== WHAT TO PRODUCE ==
The entries below should be output exactly as written.

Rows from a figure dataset
****************************************

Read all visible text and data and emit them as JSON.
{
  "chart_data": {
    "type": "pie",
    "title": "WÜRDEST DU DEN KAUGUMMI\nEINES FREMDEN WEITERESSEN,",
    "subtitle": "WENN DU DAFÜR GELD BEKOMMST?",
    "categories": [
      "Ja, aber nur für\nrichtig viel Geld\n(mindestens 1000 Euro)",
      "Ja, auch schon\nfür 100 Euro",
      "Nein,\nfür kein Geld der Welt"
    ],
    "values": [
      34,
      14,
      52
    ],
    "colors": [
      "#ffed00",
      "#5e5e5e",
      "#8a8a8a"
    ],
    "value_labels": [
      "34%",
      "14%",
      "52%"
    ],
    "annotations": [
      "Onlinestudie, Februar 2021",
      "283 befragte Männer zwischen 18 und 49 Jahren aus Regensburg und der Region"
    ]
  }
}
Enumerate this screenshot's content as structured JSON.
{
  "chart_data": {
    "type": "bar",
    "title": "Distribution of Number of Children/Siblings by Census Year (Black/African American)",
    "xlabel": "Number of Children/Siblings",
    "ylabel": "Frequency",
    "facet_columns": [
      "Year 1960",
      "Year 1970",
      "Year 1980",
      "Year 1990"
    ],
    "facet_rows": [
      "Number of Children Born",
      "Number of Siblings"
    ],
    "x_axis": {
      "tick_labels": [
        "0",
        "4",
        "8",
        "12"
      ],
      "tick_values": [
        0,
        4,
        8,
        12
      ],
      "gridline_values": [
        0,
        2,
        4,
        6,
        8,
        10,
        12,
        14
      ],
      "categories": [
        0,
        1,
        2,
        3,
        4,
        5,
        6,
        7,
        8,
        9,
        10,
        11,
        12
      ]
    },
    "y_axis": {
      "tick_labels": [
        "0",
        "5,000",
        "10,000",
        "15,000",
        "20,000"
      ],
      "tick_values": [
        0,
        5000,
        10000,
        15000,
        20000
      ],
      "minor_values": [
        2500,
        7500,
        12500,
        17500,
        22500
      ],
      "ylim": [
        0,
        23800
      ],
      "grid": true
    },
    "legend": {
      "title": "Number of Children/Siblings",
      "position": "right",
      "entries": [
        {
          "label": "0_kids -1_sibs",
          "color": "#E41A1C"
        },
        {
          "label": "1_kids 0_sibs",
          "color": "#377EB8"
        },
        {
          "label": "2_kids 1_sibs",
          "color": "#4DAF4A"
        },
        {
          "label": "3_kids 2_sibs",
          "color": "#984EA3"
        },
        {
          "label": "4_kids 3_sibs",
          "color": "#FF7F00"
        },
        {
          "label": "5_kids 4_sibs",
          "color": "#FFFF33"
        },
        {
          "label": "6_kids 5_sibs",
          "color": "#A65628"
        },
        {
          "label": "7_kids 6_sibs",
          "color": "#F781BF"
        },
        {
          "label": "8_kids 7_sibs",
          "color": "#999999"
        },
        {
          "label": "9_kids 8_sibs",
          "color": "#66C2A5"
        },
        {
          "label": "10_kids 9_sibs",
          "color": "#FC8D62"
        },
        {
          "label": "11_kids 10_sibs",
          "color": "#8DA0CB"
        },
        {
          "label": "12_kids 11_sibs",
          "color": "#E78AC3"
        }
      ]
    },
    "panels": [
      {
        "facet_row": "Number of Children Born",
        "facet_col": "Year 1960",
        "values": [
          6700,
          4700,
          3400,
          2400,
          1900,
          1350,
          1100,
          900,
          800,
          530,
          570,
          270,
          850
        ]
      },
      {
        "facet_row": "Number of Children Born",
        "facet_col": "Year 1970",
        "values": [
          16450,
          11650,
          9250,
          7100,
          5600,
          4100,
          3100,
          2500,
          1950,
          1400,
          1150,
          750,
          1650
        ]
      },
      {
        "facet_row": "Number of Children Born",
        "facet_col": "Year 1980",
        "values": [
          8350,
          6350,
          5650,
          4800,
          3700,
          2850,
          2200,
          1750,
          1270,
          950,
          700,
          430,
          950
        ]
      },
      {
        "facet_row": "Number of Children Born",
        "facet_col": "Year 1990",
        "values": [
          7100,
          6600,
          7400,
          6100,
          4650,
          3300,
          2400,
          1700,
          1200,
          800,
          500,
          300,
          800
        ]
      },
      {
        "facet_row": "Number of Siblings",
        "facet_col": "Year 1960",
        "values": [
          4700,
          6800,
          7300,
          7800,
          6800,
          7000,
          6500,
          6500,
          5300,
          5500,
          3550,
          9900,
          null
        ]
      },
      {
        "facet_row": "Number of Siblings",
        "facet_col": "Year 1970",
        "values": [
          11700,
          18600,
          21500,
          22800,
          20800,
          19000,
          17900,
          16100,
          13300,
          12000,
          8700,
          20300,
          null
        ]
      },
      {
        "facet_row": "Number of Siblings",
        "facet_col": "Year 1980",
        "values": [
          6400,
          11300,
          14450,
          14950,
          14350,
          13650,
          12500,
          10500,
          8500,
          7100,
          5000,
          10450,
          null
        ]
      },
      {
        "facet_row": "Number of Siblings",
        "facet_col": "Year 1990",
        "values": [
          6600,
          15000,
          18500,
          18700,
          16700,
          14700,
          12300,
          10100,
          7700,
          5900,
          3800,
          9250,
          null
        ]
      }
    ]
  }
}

****************************************

== REPLY TO THE TASK ==
Read all visible text and data and emit them as JSON.
{
  "chart_data": {
    "type": "pie",
    "title": "WÜRDEST DU DEN KAUGUMMI\nEINES FREMDEN WEITERESSEN,",
    "subtitle": "WENN DU DAFÜR GELD BEKOMMST?",
    "categories": [
      "Ja, aber nur für\nrichtig viel Geld\n(mindestens 1000 Euro)",
      "Ja, auch schon\nfür 100 Euro",
      "Nein,\nfür kein Geld der Welt"
    ],
    "values": [
      34,
      14,
      52
    ],
    "colors": [
      "#ffed00",
      "#5e5e5e",
      "#8a8a8a"
    ],
    "value_labels": [
      "34%",
      "14%",
      "52%"
    ],
    "annotations": [
      "Onlinestudie, Februar 2021",
      "283 befragte Männer zwischen 18 und 49 Jahren aus Regensburg und der Region"
    ]
  }
}
Enumerate this screenshot's content as structured JSON.
{
  "chart_data": {
    "type": "bar",
    "title": "Distribution of Number of Children/Siblings by Census Year (Black/African American)",
    "xlabel": "Number of Children/Siblings",
    "ylabel": "Frequency",
    "facet_columns": [
      "Year 1960",
      "Year 1970",
      "Year 1980",
      "Year 1990"
    ],
    "facet_rows": [
      "Number of Children Born",
      "Number of Siblings"
    ],
    "x_axis": {
      "tick_labels": [
        "0",
        "4",
        "8",
        "12"
      ],
      "tick_values": [
        0,
        4,
        8,
        12
      ],
      "gridline_values": [
        0,
        2,
        4,
        6,
        8,
        10,
        12,
        14
      ],
      "categories": [
        0,
        1,
        2,
        3,
        4,
        5,
        6,
        7,
        8,
        9,
        10,
        11,
        12
      ]
    },
    "y_axis": {
      "tick_labels": [
        "0",
        "5,000",
        "10,000",
        "15,000",
        "20,000"
      ],
      "tick_values": [
        0,
        5000,
        10000,
        15000,
        20000
      ],
      "minor_values": [
        2500,
        7500,
        12500,
        17500,
        22500
      ],
      "ylim": [
        0,
        23800
      ],
      "grid": true
    },
    "legend": {
      "title": "Number of Children/Siblings",
      "position": "right",
      "entries": [
        {
          "label": "0_kids -1_sibs",
          "color": "#E41A1C"
        },
        {
          "label": "1_kids 0_sibs",
          "color": "#377EB8"
        },
        {
          "label": "2_kids 1_sibs",
          "color": "#4DAF4A"
        },
        {
          "label": "3_kids 2_sibs",
          "color": "#984EA3"
        },
        {
          "label": "4_kids 3_sibs",
          "color": "#FF7F00"
        },
        {
          "label": "5_kids 4_sibs",
          "color": "#FFFF33"
        },
        {
          "label": "6_kids 5_sibs",
          "color": "#A65628"
        },
        {
          "label": "7_kids 6_sibs",
          "color": "#F781BF"
        },
        {
          "label": "8_kids 7_sibs",
          "color": "#999999"
        },
        {
          "label": "9_kids 8_sibs",
          "color": "#66C2A5"
        },
        {
          "label": "10_kids 9_sibs",
          "color": "#FC8D62"
        },
        {
          "label": "11_kids 10_sibs",
          "color": "#8DA0CB"
        },
        {
          "label": "12_kids 11_sibs",
          "color": "#E78AC3"
        }
      ]
    },
    "panels": [
      {
        "facet_row": "Number of Children Born",
        "facet_col": "Year 1960",
        "values": [
          6700,
          4700,
          3400,
          2400,
          1900,
          1350,
          1100,
          900,
          800,
          530,
          570,
          270,
          850
        ]
      },
      {
        "facet_row": "Number of Children Born",
        "facet_col": "Year 1970",
        "values": [
          16450,
          11650,
          9250,
          7100,
          5600,
          4100,
          3100,
          2500,
          1950,
          1400,
          1150,
          750,
          1650
        ]
      },
      {
        "facet_row": "Number of Children Born",
        "facet_col": "Year 1980",
        "values": [
          8350,
          6350,
          5650,
          4800,
          3700,
          2850,
          2200,
          1750,
          1270,
          950,
          700,
          430,
          950
        ]
      },
      {
        "facet_row": "Number of Children Born",
        "facet_col": "Year 1990",
        "values": [
          7100,
          6600,
          7400,
          6100,
          4650,
          3300,
          2400,
          1700,
          1200,
          800,
          500,
          300,
          800
        ]
      },
      {
        "facet_row": "Number of Siblings",
        "facet_col": "Year 1960",
        "values": [
          4700,
          6800,
          7300,
          7800,
          6800,
          7000,
          6500,
          6500,
          5300,
          5500,
          3550,
          9900,
          null
        ]
      },
      {
        "facet_row": "Number of Siblings",
        "facet_col": "Year 1970",
        "values": [
          11700,
          18600,
          21500,
          22800,
          20800,
          19000,
          17900,
          16100,
          13300,
          12000,
          8700,
          20300,
          null
        ]
      },
      {
        "facet_row": "Number of Siblings",
        "facet_col": "Year 1980",
        "values": [
          6400,
          11300,
          14450,
          14950,
          14350,
          13650,
          12500,
          10500,
          8500,
          7100,
          5000,
          10450,
          null
        ]
      },
      {
        "facet_row": "Number of Siblings",
        "facet_col": "Year 1990",
        "values": [
          6600,
          15000,
          18500,
          18700,
          16700,
          14700,
          12300,
          10100,
          7700,
          5900,
          3800,
          9250,
          null
        ]
      }
    ]
  }
}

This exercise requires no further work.